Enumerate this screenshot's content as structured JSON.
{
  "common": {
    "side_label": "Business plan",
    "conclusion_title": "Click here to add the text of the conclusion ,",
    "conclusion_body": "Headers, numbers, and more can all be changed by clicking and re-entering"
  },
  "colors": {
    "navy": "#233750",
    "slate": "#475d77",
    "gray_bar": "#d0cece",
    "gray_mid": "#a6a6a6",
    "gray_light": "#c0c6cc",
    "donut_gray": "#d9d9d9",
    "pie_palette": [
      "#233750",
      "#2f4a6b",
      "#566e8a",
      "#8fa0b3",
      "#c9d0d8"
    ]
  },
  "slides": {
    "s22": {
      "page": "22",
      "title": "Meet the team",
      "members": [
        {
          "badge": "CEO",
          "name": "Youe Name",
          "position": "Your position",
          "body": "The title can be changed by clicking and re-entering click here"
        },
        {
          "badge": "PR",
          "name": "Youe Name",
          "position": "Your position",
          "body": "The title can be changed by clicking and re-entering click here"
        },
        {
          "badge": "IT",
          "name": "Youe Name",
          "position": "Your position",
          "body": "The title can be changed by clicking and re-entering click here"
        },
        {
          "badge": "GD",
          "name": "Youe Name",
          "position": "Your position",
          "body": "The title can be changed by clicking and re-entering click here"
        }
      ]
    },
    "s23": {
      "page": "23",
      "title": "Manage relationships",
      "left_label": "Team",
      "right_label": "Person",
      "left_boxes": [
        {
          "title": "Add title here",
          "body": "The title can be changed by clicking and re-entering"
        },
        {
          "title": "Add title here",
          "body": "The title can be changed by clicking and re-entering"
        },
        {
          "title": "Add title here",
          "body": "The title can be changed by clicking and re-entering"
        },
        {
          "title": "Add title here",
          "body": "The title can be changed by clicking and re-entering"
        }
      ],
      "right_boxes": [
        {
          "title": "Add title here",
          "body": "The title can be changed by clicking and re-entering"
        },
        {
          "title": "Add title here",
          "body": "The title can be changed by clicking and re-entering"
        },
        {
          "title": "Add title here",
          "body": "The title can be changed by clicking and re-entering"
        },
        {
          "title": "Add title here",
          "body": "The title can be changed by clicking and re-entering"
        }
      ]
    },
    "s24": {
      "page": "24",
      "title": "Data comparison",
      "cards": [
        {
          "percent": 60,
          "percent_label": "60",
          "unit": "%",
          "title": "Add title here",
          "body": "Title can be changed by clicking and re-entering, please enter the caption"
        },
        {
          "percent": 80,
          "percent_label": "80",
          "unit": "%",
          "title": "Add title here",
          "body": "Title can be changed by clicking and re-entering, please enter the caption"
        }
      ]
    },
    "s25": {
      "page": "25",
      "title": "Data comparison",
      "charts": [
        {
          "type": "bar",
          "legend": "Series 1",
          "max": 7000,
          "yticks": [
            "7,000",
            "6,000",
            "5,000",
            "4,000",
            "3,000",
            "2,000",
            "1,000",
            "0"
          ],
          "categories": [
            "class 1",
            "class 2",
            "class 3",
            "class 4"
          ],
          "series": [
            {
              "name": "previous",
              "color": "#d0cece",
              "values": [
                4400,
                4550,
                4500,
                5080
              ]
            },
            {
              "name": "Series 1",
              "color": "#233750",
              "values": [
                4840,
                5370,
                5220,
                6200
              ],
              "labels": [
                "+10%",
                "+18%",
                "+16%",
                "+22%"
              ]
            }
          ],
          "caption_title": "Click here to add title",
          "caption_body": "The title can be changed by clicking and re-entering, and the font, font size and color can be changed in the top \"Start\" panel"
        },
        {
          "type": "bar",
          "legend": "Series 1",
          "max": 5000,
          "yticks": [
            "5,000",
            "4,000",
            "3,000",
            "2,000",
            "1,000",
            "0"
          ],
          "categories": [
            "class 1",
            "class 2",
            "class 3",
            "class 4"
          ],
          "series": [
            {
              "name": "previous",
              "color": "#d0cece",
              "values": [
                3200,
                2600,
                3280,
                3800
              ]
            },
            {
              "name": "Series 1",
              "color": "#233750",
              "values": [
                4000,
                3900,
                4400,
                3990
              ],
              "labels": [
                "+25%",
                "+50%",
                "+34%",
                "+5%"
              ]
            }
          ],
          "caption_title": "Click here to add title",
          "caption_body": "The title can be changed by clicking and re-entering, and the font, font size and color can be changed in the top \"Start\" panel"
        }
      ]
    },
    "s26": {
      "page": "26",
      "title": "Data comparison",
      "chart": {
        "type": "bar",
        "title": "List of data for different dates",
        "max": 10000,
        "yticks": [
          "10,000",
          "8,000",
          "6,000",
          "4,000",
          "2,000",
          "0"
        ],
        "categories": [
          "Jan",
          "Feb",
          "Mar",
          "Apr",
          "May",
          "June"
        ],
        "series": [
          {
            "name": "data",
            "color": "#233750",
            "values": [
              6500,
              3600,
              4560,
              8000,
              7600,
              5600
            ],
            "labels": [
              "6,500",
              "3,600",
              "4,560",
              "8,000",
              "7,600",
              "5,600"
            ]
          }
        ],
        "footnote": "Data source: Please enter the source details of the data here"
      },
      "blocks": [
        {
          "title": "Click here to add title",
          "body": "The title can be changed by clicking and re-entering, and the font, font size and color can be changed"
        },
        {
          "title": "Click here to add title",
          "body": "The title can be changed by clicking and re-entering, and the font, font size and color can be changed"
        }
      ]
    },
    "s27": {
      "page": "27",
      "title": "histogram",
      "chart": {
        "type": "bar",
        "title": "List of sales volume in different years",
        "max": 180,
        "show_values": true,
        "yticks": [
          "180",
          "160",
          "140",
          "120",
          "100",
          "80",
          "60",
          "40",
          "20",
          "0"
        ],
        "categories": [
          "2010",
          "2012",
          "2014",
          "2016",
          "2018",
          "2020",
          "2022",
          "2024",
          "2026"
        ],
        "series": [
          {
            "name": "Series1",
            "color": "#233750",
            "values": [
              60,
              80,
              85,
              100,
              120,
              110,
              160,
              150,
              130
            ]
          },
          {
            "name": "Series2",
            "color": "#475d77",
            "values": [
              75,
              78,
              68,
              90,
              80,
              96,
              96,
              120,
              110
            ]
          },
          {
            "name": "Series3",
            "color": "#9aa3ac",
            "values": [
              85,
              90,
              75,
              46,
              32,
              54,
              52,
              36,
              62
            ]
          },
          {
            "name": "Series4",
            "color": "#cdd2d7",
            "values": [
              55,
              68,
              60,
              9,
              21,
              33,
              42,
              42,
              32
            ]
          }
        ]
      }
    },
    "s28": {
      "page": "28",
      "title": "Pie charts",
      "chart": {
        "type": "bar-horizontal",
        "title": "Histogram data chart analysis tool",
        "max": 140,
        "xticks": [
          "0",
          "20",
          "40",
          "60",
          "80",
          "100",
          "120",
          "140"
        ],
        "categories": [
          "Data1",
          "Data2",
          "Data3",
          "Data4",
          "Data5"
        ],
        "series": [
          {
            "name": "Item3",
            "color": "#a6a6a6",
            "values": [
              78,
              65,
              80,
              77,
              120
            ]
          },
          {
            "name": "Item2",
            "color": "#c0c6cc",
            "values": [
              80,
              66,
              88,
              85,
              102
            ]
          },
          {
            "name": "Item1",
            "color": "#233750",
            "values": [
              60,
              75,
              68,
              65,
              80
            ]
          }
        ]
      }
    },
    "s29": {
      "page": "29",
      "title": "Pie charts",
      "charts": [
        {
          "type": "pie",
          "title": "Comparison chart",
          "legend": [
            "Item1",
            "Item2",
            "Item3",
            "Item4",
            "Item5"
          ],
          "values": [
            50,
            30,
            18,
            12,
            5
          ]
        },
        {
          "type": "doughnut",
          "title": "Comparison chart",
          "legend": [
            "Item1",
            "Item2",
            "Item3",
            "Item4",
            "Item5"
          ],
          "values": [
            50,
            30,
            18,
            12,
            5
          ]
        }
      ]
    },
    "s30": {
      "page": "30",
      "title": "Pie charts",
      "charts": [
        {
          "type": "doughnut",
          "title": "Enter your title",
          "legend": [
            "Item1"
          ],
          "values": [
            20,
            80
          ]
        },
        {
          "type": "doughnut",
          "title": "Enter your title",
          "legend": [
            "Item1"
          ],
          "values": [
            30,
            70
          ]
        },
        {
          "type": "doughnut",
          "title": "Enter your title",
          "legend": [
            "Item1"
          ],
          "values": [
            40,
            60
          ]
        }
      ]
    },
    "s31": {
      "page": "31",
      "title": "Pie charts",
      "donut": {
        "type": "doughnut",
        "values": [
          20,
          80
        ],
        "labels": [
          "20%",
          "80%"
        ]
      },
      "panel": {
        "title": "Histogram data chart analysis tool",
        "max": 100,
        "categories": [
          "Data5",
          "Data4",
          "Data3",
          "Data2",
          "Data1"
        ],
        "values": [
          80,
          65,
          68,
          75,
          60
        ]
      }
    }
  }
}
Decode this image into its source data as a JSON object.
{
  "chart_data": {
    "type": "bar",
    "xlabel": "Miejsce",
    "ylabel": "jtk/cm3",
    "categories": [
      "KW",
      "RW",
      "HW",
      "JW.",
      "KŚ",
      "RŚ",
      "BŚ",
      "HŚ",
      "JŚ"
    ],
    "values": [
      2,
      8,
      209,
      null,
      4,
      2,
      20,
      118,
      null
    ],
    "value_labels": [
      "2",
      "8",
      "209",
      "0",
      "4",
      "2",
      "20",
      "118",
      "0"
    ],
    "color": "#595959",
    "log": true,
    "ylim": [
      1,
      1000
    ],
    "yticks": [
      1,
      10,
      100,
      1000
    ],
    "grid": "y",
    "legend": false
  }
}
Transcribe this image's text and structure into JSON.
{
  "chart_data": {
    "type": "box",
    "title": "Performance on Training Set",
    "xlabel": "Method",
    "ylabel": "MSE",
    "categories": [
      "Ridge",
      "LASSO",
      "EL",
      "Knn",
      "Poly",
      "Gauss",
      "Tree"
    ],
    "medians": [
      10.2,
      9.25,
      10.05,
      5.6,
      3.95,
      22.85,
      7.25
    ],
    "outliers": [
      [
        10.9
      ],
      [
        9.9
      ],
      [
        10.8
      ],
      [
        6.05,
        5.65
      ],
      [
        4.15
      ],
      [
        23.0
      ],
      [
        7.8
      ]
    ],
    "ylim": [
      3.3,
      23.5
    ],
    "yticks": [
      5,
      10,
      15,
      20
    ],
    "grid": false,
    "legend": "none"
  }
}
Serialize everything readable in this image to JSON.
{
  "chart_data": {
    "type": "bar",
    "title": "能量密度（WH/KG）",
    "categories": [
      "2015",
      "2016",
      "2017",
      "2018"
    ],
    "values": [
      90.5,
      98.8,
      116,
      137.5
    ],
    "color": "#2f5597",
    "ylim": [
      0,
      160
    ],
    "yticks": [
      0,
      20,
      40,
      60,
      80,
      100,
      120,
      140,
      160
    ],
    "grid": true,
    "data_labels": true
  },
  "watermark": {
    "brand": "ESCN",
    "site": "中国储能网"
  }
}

* _EXERCISE TASK_: All lines from the one that contains "Serialize everything readable" through the end of the material are to be quoted exactly, with both ends included.

* _RESPONSE_:
Serialize everything readable in this image to JSON.
{
  "chart_data": {
    "type": "bar",
    "title": "能量密度（WH/KG）",
    "categories": [
      "2015",
      "2016",
      "2017",
      "2018"
    ],
    "values": [
      90.5,
      98.8,
      116,
      137.5
    ],
    "color": "#2f5597",
    "ylim": [
      0,
      160
    ],
    "yticks": [
      0,
      20,
      40,
      60,
      80,
      100,
      120,
      140,
      160
    ],
    "grid": true,
    "data_labels": true
  },
  "watermark": {
    "brand": "ESCN",
    "site": "中国储能网"
  }
}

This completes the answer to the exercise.